** START **

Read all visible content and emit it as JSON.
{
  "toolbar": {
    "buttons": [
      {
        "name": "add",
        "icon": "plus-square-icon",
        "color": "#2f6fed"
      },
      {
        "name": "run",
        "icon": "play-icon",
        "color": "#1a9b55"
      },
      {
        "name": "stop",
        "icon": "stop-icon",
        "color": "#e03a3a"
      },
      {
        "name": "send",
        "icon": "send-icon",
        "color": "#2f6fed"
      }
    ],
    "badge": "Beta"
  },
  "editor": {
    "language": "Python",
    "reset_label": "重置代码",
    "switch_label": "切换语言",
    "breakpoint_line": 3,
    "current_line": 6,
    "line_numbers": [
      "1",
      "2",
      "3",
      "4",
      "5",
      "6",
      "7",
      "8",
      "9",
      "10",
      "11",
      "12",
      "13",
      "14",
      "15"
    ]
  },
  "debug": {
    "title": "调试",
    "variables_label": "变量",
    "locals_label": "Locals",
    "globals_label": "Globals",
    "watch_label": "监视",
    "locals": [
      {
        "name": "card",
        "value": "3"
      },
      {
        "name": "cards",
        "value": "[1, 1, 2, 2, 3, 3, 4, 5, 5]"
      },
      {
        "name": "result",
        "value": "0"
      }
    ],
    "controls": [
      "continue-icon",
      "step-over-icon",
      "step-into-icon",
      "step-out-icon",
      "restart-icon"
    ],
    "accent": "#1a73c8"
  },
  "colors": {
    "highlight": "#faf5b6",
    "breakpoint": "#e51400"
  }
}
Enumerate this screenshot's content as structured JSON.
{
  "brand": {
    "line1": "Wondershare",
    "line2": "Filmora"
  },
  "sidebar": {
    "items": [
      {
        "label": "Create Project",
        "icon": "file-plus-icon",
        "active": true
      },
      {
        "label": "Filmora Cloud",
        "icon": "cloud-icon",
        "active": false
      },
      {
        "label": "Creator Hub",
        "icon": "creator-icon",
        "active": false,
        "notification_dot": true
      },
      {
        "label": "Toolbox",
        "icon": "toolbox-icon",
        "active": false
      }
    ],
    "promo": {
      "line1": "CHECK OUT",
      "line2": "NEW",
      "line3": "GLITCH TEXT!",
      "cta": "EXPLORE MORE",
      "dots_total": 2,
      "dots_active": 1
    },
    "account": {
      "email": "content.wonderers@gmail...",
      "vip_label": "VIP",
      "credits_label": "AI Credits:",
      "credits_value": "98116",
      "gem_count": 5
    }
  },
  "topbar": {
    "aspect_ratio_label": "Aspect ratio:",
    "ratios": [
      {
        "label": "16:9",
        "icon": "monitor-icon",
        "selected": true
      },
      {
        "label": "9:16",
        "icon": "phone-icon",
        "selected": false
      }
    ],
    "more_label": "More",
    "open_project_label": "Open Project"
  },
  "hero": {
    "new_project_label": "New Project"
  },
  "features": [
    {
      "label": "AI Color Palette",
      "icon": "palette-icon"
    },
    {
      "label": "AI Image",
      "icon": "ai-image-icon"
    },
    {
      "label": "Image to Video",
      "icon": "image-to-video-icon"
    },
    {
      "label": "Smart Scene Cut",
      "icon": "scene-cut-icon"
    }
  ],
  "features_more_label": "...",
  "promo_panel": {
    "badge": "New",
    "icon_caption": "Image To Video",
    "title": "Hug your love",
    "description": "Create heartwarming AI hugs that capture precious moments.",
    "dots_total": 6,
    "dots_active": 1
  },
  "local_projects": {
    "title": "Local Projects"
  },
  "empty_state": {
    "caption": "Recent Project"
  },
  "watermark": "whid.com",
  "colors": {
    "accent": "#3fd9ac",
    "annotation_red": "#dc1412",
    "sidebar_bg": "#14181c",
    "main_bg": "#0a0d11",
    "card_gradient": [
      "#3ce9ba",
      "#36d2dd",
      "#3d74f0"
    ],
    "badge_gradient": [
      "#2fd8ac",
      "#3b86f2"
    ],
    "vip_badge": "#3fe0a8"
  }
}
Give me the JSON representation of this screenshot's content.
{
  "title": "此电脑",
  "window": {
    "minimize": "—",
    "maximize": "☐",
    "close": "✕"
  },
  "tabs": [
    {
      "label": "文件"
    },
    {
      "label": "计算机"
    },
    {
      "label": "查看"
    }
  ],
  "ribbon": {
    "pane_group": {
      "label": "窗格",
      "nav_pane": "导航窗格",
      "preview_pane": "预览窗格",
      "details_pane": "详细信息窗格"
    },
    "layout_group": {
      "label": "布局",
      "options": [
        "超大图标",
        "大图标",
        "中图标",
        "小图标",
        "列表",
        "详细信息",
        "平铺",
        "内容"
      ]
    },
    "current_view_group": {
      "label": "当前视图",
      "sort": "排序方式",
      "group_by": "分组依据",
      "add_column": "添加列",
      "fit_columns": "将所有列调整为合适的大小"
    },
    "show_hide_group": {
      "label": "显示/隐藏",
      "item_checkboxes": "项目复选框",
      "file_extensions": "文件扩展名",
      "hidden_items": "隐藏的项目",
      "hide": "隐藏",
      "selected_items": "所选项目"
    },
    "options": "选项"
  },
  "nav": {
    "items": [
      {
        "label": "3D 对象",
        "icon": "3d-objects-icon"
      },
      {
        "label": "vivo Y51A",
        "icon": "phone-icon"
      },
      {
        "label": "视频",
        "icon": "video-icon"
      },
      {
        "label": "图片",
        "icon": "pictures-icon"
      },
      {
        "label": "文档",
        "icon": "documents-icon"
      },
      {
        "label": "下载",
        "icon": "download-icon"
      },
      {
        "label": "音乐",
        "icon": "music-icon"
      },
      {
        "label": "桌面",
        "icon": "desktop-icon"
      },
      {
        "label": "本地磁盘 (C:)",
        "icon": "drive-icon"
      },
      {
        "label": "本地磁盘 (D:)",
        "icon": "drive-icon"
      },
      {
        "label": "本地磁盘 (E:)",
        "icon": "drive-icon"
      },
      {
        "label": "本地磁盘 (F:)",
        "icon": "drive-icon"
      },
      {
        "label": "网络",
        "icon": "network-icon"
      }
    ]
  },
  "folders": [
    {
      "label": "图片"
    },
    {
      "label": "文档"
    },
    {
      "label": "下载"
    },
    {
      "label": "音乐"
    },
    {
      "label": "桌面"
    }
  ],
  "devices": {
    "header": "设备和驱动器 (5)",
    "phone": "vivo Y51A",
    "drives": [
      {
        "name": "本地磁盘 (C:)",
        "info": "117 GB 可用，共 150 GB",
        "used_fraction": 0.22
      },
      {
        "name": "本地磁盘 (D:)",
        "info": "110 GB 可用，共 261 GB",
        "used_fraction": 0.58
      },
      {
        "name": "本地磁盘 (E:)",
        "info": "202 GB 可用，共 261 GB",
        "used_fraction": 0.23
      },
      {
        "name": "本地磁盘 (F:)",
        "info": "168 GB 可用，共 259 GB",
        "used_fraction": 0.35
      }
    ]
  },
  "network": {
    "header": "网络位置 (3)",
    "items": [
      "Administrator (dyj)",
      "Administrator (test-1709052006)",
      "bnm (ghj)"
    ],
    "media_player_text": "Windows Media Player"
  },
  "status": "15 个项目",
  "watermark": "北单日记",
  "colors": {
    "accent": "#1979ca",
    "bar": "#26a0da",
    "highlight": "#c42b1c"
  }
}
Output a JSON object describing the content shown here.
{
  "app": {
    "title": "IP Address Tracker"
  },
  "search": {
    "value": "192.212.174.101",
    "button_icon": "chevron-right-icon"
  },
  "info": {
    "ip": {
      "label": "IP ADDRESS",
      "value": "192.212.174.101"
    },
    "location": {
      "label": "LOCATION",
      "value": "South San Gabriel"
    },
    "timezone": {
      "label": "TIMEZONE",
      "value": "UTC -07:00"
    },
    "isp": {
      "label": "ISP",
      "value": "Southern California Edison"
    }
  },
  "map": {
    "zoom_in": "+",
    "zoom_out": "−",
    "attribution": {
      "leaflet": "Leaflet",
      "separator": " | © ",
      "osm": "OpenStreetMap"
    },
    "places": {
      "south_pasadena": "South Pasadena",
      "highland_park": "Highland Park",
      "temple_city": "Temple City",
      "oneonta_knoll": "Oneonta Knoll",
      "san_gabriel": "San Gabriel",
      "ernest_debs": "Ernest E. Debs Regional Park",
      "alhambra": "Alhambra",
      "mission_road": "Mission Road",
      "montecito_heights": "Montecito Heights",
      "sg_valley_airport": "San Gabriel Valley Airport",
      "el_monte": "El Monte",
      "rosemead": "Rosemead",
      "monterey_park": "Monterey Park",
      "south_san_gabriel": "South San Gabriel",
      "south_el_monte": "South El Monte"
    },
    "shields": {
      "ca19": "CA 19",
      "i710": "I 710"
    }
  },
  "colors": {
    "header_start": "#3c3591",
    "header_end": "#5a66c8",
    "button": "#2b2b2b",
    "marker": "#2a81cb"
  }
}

** END **

= What to work on =
Write out every line of the listing that holds the word "content".

= Solution for this problem =
Read all visible content and emit it as JSON.
Enumerate this screenshot's content as structured JSON.
      "email": "content.wonderers@gmail...",
Give me the JSON representation of this screenshot's content.
Output a JSON object describing the content shown here.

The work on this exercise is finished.